• [GOAL] Filter the entries and keep only the lines where the string "legend" appears.

------ MATERIAL TO PROCESS

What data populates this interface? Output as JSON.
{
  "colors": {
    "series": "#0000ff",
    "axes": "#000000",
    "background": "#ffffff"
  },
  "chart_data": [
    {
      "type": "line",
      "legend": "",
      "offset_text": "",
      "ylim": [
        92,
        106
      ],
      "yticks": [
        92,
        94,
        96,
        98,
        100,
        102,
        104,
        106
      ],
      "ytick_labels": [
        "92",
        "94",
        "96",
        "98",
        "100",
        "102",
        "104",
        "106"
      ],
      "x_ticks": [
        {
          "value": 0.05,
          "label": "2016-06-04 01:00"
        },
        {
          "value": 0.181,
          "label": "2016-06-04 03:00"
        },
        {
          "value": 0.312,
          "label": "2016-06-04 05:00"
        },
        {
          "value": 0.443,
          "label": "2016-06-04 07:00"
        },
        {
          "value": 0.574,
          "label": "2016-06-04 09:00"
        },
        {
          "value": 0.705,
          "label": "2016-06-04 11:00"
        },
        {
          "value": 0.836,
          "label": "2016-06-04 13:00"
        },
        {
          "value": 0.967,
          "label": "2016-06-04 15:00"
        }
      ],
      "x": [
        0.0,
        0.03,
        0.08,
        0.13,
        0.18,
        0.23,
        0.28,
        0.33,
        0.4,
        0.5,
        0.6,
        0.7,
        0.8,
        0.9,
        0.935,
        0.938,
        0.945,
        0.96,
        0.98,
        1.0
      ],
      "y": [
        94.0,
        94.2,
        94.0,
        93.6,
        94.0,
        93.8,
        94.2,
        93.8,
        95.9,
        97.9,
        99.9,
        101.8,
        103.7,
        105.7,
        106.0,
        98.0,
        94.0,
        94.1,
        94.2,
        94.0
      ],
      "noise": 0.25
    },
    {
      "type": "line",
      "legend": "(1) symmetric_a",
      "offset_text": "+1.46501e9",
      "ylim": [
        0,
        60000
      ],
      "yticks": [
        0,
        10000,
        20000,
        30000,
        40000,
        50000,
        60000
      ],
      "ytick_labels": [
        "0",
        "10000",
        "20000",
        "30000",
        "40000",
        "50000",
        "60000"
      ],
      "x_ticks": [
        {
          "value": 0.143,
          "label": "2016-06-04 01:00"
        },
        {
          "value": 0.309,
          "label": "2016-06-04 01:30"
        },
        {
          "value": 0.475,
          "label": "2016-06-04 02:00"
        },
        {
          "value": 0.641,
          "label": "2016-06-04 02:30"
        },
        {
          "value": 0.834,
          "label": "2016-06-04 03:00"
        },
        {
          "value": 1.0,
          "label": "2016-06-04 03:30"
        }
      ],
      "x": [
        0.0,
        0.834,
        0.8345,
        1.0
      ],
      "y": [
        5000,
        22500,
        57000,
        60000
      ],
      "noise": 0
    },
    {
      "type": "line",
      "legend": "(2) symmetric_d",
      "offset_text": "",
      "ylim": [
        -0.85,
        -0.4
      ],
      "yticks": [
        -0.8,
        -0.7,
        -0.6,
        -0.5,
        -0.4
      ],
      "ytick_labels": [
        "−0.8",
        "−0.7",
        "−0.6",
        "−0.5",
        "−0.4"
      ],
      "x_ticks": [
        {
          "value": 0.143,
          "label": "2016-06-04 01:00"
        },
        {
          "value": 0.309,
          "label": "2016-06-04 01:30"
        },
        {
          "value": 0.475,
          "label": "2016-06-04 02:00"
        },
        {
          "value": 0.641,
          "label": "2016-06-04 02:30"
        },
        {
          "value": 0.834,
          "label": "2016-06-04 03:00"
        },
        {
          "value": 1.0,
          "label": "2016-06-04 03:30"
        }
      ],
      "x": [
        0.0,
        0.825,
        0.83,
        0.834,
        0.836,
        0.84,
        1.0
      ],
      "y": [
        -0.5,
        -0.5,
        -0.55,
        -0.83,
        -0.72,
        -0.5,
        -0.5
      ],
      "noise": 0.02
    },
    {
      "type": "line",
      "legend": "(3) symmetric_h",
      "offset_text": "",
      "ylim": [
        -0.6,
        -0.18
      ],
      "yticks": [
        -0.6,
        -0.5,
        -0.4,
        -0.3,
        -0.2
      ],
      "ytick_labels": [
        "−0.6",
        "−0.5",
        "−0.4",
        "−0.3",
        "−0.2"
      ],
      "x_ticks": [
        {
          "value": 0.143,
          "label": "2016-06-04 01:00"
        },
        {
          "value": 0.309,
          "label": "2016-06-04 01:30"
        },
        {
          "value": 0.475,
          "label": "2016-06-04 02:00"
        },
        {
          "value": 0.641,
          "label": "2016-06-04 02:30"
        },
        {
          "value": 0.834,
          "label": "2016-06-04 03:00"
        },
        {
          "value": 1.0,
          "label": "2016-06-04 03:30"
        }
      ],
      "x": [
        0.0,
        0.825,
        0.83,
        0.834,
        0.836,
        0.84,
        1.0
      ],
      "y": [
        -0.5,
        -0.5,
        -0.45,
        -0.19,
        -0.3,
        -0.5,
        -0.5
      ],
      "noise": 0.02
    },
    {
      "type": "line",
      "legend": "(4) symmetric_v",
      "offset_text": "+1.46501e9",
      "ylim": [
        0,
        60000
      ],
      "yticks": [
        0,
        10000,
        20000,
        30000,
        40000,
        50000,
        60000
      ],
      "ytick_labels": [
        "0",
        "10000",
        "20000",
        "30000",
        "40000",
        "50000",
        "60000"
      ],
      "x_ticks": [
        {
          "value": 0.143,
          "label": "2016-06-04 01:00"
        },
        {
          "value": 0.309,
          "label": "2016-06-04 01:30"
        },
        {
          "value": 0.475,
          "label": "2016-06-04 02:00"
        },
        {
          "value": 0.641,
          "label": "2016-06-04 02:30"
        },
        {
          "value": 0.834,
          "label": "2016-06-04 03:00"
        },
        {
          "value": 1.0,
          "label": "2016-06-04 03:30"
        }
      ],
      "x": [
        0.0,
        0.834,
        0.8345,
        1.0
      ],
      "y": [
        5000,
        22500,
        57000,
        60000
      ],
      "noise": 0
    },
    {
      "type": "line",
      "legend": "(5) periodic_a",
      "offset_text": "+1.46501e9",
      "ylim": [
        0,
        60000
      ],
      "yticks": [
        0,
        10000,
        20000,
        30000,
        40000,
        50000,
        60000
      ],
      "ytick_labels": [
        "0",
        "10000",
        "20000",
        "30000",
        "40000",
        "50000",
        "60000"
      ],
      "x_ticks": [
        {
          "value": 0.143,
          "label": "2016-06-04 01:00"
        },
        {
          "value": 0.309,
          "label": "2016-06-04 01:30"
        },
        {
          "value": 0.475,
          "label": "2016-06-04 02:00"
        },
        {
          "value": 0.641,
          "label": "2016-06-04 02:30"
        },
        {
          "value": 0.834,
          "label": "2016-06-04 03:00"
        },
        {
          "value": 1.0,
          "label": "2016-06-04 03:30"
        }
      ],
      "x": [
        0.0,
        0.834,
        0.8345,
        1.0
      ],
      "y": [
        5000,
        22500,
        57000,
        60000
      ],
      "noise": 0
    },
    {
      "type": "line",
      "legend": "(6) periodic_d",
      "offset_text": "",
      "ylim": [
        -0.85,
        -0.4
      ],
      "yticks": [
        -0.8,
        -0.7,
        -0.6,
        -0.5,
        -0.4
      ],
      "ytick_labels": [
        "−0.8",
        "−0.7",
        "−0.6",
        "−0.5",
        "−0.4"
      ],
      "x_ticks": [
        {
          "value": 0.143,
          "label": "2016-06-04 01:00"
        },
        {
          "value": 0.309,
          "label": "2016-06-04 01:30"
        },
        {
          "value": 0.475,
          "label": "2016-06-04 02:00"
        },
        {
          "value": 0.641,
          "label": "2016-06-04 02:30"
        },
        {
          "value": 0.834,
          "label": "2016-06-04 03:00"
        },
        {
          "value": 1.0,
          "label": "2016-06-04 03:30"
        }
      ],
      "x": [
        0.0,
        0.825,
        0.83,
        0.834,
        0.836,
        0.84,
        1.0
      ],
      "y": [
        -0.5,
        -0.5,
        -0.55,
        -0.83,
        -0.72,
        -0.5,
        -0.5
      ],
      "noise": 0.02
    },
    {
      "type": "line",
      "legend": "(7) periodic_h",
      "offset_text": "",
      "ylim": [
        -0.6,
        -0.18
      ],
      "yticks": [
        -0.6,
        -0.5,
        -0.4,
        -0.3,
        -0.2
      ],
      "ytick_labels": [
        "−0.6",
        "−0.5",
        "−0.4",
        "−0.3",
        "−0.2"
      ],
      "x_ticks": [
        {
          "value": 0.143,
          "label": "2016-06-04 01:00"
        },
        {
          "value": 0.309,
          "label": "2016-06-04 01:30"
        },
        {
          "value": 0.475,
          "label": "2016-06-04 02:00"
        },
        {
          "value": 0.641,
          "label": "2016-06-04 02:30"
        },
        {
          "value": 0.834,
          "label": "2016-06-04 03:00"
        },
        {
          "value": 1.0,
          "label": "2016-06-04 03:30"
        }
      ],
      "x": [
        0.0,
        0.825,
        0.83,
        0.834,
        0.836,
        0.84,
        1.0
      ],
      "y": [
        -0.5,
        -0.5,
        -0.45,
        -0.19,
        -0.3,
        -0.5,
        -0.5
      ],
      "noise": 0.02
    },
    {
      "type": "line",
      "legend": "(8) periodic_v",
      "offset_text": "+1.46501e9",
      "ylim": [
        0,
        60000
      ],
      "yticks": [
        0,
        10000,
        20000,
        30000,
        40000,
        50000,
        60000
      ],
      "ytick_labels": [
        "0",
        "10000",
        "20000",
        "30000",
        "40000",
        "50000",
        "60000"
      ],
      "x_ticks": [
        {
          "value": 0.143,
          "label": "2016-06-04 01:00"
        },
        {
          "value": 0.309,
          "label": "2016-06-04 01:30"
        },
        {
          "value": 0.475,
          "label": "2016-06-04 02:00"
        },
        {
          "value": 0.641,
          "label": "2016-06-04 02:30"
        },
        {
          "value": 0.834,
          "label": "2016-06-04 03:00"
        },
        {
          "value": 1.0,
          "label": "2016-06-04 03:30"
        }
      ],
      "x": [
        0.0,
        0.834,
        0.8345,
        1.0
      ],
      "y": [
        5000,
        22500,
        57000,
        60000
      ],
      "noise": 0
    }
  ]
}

------------

• [TASK RESPONSE]
      "legend": "",
      "legend": "(1) symmetric_a",
      "legend": "(2) symmetric_d",
      "legend": "(3) symmetric_h",
      "legend": "(4) symmetric_v",
      "legend": "(5) periodic_a",
      "legend": "(6) periodic_d",
      "legend": "(7) periodic_h",
      "legend": "(8) periodic_v",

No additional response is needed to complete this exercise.